_SET TASK_: Wherever the word "Impact" shows up in a line, please copy that line.

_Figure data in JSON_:

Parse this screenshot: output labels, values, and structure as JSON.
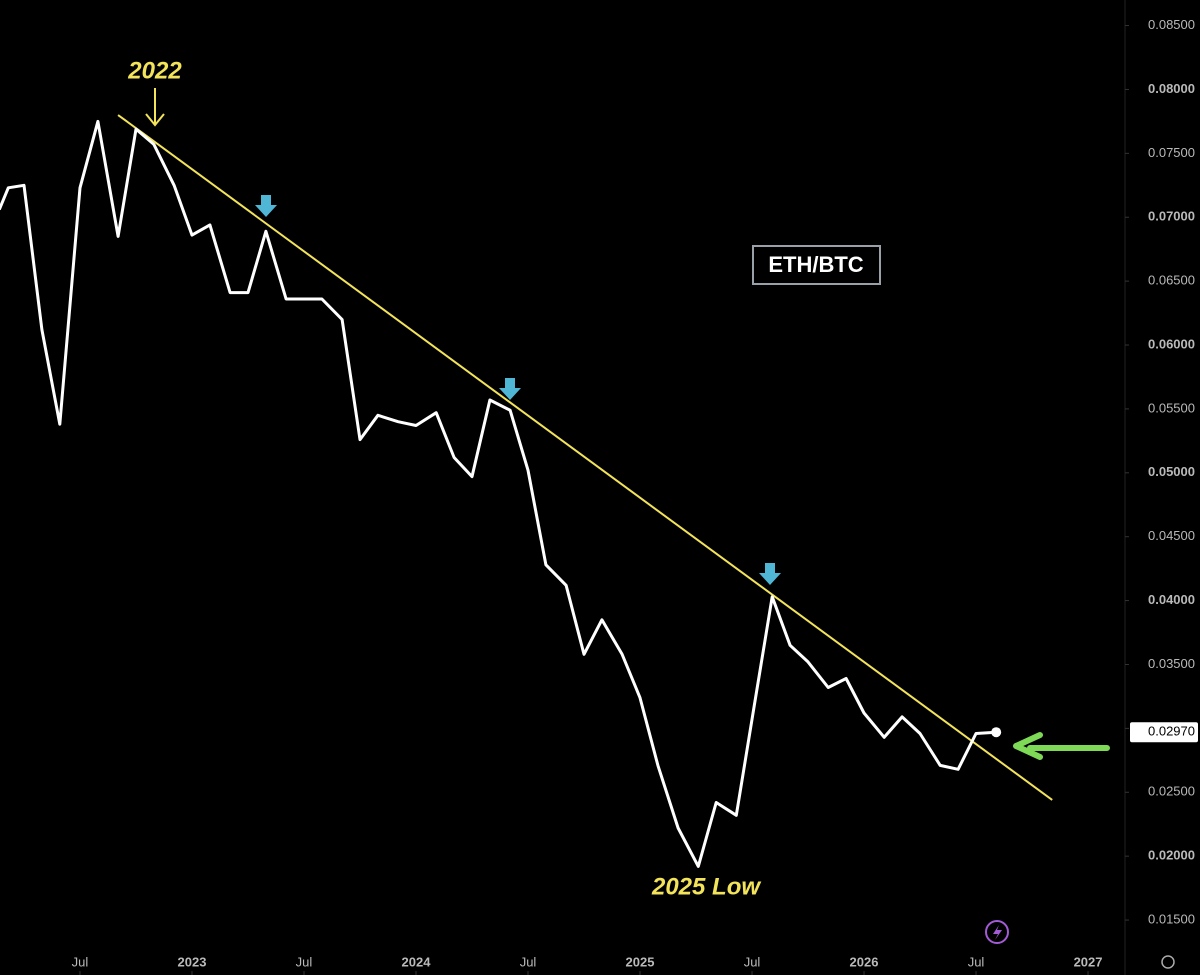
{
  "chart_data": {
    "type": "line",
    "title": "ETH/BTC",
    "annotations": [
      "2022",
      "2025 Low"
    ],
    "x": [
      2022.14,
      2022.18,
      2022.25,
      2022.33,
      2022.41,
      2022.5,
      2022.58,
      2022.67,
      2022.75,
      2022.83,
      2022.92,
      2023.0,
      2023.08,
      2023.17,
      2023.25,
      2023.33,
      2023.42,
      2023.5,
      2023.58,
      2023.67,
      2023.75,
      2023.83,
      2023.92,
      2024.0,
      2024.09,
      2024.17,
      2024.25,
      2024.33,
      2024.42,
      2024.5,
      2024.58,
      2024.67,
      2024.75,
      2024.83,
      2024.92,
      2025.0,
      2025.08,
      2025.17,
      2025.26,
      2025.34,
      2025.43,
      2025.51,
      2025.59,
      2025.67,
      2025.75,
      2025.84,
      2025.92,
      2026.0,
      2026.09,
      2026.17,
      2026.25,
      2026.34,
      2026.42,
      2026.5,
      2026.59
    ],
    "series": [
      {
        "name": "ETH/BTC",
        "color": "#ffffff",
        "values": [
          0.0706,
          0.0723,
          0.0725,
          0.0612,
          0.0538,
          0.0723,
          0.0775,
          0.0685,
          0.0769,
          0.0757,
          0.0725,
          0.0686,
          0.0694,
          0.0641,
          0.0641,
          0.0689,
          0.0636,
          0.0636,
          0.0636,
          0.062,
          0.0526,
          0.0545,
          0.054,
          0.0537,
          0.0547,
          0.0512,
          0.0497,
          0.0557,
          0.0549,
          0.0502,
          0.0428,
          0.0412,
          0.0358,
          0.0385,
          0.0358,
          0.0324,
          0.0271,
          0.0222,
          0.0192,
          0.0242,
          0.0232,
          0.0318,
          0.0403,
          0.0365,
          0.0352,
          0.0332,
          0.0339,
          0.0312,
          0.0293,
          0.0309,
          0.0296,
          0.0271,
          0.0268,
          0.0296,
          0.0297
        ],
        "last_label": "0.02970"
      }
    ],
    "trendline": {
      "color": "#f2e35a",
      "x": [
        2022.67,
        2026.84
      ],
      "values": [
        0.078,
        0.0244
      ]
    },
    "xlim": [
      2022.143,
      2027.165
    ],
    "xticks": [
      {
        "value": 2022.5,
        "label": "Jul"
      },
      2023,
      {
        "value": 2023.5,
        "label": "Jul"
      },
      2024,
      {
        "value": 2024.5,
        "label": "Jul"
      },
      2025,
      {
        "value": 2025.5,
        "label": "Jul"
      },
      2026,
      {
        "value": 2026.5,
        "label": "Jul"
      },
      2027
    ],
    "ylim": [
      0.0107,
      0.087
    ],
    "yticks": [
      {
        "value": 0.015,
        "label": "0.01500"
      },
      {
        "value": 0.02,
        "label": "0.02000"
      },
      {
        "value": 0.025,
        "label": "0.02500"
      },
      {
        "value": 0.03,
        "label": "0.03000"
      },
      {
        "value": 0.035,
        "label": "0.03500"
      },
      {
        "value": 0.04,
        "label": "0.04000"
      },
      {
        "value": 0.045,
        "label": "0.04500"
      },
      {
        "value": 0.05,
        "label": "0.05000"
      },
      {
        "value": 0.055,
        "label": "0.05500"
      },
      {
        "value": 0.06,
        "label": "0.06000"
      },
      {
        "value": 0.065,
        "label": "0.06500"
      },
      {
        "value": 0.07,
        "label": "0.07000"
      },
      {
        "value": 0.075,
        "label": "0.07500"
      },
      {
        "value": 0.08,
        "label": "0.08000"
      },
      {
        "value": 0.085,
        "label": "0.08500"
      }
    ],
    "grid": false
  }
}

...

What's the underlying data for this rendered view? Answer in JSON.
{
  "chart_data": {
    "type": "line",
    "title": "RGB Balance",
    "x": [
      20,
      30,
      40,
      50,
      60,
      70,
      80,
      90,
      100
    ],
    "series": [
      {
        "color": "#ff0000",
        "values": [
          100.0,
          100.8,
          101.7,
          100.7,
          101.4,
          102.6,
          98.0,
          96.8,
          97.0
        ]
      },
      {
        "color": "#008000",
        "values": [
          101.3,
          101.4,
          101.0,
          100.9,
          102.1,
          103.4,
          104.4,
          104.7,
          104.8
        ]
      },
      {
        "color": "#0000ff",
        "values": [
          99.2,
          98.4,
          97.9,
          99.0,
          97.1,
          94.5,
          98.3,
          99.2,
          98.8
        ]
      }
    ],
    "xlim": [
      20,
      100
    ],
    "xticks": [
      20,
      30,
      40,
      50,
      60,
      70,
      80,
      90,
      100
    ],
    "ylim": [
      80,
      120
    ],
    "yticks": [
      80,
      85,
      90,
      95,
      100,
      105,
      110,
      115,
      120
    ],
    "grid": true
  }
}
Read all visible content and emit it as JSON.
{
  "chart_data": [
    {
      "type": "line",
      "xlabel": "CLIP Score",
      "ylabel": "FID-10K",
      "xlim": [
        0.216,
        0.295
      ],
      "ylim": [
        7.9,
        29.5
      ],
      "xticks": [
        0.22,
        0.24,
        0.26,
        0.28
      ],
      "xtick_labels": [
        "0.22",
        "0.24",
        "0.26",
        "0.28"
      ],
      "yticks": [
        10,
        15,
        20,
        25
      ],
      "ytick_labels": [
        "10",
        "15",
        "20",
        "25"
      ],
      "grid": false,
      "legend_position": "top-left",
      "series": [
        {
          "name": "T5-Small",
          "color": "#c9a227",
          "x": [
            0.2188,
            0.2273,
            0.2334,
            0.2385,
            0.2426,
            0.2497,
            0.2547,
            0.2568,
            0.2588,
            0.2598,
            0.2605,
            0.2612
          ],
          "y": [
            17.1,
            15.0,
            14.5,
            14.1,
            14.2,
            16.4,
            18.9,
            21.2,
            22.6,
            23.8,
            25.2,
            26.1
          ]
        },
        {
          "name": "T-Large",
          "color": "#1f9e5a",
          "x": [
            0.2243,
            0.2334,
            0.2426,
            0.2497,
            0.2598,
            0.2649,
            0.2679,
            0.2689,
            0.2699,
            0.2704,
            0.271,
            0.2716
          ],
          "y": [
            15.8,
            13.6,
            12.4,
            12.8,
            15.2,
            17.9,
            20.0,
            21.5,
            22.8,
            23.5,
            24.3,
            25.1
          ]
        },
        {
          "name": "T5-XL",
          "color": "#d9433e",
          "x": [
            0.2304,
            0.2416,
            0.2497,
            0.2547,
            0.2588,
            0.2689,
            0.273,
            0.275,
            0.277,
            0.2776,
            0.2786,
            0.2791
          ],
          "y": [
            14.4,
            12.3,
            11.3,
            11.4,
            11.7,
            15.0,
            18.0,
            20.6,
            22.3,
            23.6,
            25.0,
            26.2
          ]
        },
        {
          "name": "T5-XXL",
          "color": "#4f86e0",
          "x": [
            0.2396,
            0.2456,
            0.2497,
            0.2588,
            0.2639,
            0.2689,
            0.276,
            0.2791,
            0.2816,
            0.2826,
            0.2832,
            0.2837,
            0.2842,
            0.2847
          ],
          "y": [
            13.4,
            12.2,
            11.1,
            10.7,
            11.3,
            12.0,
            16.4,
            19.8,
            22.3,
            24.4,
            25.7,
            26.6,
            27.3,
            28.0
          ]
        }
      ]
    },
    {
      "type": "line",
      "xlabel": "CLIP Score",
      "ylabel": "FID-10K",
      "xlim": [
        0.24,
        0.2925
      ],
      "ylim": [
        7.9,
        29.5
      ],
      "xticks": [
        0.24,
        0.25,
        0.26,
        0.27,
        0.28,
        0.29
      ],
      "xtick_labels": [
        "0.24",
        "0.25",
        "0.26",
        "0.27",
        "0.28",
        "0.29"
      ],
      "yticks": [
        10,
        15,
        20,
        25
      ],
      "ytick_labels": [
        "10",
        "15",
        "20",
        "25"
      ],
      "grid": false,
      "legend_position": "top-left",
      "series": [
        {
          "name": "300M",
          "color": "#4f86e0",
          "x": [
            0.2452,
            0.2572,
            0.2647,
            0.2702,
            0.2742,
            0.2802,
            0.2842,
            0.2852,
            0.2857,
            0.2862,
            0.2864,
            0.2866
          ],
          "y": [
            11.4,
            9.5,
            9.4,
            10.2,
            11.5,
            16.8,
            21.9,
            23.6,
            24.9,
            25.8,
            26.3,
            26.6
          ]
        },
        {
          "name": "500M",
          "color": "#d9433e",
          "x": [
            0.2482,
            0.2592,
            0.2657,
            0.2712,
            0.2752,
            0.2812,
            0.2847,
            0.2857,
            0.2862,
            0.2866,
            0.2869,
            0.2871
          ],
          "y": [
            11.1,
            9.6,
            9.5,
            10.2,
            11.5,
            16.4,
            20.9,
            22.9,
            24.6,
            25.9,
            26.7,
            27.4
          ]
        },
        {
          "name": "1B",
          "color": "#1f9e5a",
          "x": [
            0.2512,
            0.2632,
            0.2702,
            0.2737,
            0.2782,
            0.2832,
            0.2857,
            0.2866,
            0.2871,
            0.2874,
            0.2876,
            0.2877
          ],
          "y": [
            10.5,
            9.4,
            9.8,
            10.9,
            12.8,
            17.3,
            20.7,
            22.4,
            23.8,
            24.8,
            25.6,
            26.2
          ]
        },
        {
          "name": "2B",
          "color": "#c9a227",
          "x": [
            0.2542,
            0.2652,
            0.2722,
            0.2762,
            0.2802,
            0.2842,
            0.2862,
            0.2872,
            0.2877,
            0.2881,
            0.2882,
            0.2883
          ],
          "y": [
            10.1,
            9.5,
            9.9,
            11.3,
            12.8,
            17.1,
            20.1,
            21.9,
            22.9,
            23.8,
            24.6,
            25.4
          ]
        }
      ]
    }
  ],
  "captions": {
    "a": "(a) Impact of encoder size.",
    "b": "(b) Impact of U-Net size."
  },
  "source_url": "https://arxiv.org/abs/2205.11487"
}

_THE REPLY_:
    "a": "(a) Impact of encoder size.",
    "b": "(b) Impact of U-Net size."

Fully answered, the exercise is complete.